▶ [What the task asks]
Return all lines from the listing below in which the string "Μηχανικῶν" occurs.

▶ [Listed entries]
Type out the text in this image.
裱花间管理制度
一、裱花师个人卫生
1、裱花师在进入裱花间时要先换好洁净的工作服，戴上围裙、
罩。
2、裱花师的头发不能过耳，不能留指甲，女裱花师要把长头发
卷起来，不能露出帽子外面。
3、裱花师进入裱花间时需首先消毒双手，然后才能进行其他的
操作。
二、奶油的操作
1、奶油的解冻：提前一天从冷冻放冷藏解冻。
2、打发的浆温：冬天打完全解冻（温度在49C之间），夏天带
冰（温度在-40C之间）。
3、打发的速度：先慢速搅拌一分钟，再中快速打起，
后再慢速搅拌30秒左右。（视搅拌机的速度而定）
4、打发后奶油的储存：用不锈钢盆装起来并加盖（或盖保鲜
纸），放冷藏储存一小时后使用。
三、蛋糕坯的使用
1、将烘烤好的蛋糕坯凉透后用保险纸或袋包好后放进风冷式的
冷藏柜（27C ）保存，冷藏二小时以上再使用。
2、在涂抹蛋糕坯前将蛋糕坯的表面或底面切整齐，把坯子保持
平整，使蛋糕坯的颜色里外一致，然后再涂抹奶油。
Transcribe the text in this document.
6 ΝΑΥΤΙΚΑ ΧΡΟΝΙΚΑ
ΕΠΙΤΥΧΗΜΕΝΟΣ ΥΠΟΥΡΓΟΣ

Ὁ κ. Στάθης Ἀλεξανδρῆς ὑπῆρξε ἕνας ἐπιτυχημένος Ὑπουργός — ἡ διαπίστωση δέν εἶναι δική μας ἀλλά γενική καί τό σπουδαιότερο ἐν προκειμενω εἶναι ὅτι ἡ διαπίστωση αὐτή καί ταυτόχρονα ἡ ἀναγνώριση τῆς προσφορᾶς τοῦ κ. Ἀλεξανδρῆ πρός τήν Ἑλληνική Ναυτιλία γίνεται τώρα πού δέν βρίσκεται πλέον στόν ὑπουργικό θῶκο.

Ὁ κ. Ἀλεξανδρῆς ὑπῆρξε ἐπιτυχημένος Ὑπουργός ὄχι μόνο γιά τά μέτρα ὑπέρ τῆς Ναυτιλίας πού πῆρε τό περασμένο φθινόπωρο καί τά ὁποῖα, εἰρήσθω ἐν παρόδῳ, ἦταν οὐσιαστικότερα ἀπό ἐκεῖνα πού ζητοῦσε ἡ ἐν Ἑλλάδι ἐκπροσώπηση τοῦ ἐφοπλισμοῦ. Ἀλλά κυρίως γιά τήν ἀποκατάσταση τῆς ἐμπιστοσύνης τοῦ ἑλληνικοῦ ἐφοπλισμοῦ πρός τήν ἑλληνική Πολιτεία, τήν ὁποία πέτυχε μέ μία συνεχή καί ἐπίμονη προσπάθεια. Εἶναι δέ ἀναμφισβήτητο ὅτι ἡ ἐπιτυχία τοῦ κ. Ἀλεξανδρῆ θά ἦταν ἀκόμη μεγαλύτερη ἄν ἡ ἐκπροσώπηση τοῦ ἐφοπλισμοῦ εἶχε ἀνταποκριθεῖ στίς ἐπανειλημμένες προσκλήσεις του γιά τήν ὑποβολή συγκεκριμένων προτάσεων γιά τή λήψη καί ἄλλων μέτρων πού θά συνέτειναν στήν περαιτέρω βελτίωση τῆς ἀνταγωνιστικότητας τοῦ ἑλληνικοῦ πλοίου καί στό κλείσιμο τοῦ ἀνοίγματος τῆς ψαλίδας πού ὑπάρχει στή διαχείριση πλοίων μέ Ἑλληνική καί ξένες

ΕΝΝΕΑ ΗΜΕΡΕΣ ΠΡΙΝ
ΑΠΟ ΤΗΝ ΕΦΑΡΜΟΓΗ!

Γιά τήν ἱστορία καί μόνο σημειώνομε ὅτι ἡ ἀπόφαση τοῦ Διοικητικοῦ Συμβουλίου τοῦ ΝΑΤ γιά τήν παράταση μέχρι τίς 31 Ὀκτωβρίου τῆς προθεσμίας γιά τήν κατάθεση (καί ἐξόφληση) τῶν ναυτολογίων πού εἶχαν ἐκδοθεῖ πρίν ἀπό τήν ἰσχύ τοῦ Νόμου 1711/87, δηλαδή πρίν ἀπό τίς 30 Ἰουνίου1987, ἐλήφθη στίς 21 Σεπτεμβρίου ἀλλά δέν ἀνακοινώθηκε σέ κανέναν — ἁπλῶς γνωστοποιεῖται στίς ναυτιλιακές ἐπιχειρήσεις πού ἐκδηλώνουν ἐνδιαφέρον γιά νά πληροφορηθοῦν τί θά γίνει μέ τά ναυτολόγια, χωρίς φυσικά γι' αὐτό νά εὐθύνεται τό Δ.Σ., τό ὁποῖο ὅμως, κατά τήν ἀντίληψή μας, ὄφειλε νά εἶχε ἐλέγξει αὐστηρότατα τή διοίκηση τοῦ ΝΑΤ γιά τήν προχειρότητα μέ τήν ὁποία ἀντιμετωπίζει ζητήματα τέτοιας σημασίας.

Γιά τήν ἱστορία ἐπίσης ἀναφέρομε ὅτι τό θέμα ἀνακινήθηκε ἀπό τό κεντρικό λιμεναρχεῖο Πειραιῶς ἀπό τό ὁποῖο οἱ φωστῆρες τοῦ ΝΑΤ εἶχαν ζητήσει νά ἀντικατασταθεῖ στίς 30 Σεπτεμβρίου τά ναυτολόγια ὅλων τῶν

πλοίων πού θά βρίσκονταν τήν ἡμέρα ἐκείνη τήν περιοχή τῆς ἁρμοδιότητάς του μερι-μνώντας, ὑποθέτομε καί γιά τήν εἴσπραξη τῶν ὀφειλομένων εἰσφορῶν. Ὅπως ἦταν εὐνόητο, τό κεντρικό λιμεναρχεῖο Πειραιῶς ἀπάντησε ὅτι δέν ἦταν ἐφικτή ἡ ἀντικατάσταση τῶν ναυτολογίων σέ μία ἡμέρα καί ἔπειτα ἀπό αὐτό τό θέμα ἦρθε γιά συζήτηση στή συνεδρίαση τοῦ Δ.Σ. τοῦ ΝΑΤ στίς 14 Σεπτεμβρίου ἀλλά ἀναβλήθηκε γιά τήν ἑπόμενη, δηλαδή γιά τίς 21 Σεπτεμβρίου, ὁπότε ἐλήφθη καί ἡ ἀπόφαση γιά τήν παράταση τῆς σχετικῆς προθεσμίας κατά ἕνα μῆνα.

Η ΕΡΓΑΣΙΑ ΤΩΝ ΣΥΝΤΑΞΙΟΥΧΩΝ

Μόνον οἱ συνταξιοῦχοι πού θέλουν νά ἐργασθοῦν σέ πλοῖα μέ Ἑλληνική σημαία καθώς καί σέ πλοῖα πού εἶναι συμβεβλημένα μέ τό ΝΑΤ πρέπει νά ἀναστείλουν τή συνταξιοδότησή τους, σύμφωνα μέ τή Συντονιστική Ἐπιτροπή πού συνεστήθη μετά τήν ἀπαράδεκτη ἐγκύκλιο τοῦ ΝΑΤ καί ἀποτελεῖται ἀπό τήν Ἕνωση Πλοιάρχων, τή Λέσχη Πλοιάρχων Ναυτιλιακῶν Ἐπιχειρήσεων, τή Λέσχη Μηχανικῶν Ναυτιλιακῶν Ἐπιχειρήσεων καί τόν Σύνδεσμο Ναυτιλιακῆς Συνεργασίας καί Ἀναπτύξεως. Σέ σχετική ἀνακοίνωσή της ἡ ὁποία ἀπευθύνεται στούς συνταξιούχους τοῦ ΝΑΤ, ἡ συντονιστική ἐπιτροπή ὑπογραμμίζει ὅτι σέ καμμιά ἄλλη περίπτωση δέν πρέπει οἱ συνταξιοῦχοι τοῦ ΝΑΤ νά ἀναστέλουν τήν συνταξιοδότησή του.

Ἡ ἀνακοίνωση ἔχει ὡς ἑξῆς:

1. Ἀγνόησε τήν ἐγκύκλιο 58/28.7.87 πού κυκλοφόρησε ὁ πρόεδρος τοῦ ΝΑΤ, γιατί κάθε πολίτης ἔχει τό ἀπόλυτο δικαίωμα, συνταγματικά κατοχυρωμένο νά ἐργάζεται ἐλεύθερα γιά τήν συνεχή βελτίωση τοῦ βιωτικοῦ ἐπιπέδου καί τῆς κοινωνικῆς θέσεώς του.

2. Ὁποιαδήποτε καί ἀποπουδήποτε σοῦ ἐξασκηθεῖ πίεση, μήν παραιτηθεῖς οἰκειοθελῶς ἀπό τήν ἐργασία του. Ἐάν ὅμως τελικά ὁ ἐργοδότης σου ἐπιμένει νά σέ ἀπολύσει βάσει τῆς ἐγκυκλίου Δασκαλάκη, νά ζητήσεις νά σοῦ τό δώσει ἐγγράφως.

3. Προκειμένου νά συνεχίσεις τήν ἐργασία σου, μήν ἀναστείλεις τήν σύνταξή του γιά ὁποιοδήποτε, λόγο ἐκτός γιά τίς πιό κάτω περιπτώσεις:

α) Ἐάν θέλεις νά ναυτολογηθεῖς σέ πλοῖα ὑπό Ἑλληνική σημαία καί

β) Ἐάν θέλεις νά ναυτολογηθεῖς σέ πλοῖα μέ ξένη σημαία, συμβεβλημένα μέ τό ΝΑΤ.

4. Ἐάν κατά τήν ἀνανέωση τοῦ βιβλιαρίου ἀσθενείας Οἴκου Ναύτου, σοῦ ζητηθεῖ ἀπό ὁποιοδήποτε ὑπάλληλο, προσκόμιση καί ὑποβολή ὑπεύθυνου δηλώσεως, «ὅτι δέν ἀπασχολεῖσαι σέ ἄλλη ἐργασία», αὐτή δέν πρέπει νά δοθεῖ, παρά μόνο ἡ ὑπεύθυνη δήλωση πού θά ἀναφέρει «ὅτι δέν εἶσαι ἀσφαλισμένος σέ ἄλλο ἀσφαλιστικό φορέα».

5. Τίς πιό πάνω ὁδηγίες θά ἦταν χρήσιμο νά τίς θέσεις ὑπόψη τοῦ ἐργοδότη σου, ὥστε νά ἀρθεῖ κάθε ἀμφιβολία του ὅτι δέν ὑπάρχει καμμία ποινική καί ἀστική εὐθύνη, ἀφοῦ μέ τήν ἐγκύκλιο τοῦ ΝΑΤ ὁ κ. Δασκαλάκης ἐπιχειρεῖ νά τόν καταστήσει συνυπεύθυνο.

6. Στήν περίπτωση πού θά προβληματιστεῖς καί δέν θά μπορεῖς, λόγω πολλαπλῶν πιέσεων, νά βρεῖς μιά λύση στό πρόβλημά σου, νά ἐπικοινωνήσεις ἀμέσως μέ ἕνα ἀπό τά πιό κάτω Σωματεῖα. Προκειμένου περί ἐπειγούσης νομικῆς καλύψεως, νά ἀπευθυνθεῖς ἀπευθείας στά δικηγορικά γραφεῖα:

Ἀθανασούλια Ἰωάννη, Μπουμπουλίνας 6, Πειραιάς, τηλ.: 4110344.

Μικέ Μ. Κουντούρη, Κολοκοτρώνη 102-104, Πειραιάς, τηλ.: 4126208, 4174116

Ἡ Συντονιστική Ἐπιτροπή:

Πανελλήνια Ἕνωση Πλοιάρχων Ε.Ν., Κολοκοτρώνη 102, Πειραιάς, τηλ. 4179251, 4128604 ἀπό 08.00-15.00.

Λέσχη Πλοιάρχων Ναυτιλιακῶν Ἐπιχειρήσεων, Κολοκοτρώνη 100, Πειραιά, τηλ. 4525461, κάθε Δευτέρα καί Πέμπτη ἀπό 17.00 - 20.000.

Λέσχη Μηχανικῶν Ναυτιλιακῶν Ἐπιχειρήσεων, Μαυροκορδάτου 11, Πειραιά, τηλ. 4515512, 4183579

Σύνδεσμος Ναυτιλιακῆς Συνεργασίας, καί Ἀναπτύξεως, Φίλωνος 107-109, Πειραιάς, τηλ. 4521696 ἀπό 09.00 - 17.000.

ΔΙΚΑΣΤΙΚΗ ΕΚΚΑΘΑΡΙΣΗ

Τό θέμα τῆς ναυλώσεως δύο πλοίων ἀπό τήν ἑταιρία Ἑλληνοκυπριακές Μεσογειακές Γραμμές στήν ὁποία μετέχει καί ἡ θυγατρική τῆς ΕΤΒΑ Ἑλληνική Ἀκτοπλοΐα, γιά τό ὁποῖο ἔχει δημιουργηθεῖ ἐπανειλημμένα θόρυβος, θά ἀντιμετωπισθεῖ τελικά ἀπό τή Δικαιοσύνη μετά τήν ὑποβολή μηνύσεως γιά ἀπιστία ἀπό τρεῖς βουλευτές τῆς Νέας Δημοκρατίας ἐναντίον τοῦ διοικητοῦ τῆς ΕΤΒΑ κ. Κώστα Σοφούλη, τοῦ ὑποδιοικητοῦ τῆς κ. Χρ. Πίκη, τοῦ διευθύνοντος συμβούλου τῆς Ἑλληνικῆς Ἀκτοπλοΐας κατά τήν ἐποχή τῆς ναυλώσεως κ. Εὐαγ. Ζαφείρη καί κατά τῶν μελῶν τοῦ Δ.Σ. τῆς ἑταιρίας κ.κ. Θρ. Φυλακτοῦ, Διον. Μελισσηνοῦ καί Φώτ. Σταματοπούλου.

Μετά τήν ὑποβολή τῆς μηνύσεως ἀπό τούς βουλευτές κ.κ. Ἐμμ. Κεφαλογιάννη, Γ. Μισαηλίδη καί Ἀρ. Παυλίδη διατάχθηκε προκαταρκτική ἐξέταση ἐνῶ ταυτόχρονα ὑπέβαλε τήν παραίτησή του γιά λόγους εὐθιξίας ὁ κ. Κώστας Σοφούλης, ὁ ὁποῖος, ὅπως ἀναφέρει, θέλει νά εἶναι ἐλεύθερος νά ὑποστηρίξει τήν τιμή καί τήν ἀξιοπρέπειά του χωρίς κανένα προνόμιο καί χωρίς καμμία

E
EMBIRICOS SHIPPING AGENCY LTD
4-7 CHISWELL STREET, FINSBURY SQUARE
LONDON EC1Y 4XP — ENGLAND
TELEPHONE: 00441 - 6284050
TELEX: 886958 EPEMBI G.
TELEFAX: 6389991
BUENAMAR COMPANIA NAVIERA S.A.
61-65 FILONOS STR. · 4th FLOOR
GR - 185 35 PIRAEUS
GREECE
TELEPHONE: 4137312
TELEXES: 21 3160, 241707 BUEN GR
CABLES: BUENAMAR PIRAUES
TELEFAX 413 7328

▶ [Answer to the problem]
Μόνον οἱ συνταξιοῦχοι πού θέλουν νά ἐργασθοῦν σέ πλοῖα μέ Ἑλληνική σημαία καθώς καί σέ πλοῖα πού εἶναι συμβεβλημένα μέ τό ΝΑΤ πρέπει νά ἀναστείλουν τή συνταξιοδότησή τους, σύμφωνα μέ τή Συντονιστική Ἐπιτροπή πού συνεστήθη μετά τήν ἀπαράδεκτη ἐγκύκλιο τοῦ ΝΑΤ καί ἀποτελεῖται ἀπό τήν Ἕνωση Πλοιάρχων, τή Λέσχη Πλοιάρχων Ναυτιλιακῶν Ἐπιχειρήσεων, τή Λέσχη Μηχανικῶν Ναυτιλιακῶν Ἐπιχειρήσεων καί τόν Σύνδεσμο Ναυτιλιακῆς Συνεργασίας καί Ἀναπτύξεως. Σέ σχετική ἀνακοίνωσή της ἡ ὁποία ἀπευθύνεται στούς συνταξιούχους τοῦ ΝΑΤ, ἡ συντονιστική ἐπιτροπή ὑπογραμμίζει ὅτι σέ καμμιά ἄλλη περίπτωση δέν πρέπει οἱ συνταξιοῦχοι τοῦ ΝΑΤ νά ἀναστέλουν τήν συνταξιοδότησή του.
Λέσχη Μηχανικῶν Ναυτιλιακῶν Ἐπιχειρήσεων, Μαυροκορδάτου 11, Πειραιά, τηλ. 4515512, 4183579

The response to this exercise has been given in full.